Records from a dataset

***

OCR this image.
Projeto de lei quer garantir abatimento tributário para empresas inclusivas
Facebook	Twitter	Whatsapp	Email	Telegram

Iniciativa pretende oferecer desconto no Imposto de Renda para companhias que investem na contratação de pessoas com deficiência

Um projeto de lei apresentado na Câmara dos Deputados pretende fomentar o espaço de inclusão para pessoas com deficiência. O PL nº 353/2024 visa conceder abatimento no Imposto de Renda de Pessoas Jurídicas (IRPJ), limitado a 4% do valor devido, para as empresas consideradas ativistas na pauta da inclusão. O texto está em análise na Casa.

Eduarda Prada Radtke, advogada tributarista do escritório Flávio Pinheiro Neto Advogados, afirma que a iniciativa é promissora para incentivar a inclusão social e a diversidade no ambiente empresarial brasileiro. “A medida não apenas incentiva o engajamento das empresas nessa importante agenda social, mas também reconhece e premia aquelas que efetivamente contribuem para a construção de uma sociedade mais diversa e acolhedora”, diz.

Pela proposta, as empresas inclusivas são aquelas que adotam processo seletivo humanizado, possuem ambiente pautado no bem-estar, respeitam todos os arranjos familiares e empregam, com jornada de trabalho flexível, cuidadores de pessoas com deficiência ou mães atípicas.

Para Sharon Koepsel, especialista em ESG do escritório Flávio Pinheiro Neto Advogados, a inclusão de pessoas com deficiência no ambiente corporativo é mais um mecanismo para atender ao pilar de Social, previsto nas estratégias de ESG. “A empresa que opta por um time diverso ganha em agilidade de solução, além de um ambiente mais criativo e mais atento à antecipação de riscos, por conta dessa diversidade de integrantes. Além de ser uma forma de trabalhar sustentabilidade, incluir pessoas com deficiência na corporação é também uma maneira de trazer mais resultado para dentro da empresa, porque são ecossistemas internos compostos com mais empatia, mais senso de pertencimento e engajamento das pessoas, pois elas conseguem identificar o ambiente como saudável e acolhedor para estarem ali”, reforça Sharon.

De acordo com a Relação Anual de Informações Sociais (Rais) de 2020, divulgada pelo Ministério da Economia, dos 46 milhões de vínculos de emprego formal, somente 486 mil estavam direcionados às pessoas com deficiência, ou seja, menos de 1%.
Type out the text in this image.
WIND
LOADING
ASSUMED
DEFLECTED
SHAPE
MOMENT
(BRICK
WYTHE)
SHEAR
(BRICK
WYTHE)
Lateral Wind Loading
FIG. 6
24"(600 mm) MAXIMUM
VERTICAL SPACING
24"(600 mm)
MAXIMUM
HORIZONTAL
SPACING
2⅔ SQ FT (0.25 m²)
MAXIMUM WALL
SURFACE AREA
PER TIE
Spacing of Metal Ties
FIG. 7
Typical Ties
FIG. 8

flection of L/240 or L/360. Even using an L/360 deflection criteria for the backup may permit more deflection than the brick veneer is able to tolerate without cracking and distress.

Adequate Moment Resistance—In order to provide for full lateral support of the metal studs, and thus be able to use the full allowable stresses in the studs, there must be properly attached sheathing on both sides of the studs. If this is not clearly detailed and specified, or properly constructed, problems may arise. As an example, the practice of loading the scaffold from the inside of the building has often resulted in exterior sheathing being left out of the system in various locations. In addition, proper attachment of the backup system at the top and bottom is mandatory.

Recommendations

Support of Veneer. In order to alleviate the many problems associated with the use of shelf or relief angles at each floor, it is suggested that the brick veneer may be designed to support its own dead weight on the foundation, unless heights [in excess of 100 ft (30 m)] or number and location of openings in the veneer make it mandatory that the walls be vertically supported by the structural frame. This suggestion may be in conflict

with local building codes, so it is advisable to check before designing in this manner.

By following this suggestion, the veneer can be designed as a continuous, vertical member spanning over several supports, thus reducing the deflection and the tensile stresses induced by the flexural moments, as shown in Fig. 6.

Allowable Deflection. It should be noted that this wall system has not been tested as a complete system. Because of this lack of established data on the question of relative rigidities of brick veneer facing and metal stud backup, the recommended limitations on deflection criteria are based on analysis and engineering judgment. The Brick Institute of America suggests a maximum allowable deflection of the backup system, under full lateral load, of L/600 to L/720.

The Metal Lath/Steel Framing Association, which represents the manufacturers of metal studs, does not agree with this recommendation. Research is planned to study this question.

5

***

TASK TO COMPLETE: Extract the listing in its entirety and repeat it exactly.

THE REPLY:
OCR this image.
Projeto de lei quer garantir abatimento tributário para empresas inclusivas
Facebook	Twitter	Whatsapp	Email	Telegram

Iniciativa pretende oferecer desconto no Imposto de Renda para companhias que investem na contratação de pessoas com deficiência

Um projeto de lei apresentado na Câmara dos Deputados pretende fomentar o espaço de inclusão para pessoas com deficiência. O PL nº 353/2024 visa conceder abatimento no Imposto de Renda de Pessoas Jurídicas (IRPJ), limitado a 4% do valor devido, para as empresas consideradas ativistas na pauta da inclusão. O texto está em análise na Casa.

Eduarda Prada Radtke, advogada tributarista do escritório Flávio Pinheiro Neto Advogados, afirma que a iniciativa é promissora para incentivar a inclusão social e a diversidade no ambiente empresarial brasileiro. “A medida não apenas incentiva o engajamento das empresas nessa importante agenda social, mas também reconhece e premia aquelas que efetivamente contribuem para a construção de uma sociedade mais diversa e acolhedora”, diz.

Pela proposta, as empresas inclusivas são aquelas que adotam processo seletivo humanizado, possuem ambiente pautado no bem-estar, respeitam todos os arranjos familiares e empregam, com jornada de trabalho flexível, cuidadores de pessoas com deficiência ou mães atípicas.

Para Sharon Koepsel, especialista em ESG do escritório Flávio Pinheiro Neto Advogados, a inclusão de pessoas com deficiência no ambiente corporativo é mais um mecanismo para atender ao pilar de Social, previsto nas estratégias de ESG. “A empresa que opta por um time diverso ganha em agilidade de solução, além de um ambiente mais criativo e mais atento à antecipação de riscos, por conta dessa diversidade de integrantes. Além de ser uma forma de trabalhar sustentabilidade, incluir pessoas com deficiência na corporação é também uma maneira de trazer mais resultado para dentro da empresa, porque são ecossistemas internos compostos com mais empatia, mais senso de pertencimento e engajamento das pessoas, pois elas conseguem identificar o ambiente como saudável e acolhedor para estarem ali”, reforça Sharon.

De acordo com a Relação Anual de Informações Sociais (Rais) de 2020, divulgada pelo Ministério da Economia, dos 46 milhões de vínculos de emprego formal, somente 486 mil estavam direcionados às pessoas com deficiência, ou seja, menos de 1%.
Type out the text in this image.
WIND
LOADING
ASSUMED
DEFLECTED
SHAPE
MOMENT
(BRICK
WYTHE)
SHEAR
(BRICK
WYTHE)
Lateral Wind Loading
FIG. 6
24"(600 mm) MAXIMUM
VERTICAL SPACING
24"(600 mm)
MAXIMUM
HORIZONTAL
SPACING
2⅔ SQ FT (0.25 m²)
MAXIMUM WALL
SURFACE AREA
PER TIE
Spacing of Metal Ties
FIG. 7
Typical Ties
FIG. 8

flection of L/240 or L/360. Even using an L/360 deflection criteria for the backup may permit more deflection than the brick veneer is able to tolerate without cracking and distress.

Adequate Moment Resistance—In order to provide for full lateral support of the metal studs, and thus be able to use the full allowable stresses in the studs, there must be properly attached sheathing on both sides of the studs. If this is not clearly detailed and specified, or properly constructed, problems may arise. As an example, the practice of loading the scaffold from the inside of the building has often resulted in exterior sheathing being left out of the system in various locations. In addition, proper attachment of the backup system at the top and bottom is mandatory.

Recommendations

Support of Veneer. In order to alleviate the many problems associated with the use of shelf or relief angles at each floor, it is suggested that the brick veneer may be designed to support its own dead weight on the foundation, unless heights [in excess of 100 ft (30 m)] or number and location of openings in the veneer make it mandatory that the walls be vertically supported by the structural frame. This suggestion may be in conflict

with local building codes, so it is advisable to check before designing in this manner.

By following this suggestion, the veneer can be designed as a continuous, vertical member spanning over several supports, thus reducing the deflection and the tensile stresses induced by the flexural moments, as shown in Fig. 6.

Allowable Deflection. It should be noted that this wall system has not been tested as a complete system. Because of this lack of established data on the question of relative rigidities of brick veneer facing and metal stud backup, the recommended limitations on deflection criteria are based on analysis and engineering judgment. The Brick Institute of America suggests a maximum allowable deflection of the backup system, under full lateral load, of L/600 to L/720.

The Metal Lath/Steel Framing Association, which represents the manufacturers of metal studs, does not agree with this recommendation. Research is planned to study this question.

5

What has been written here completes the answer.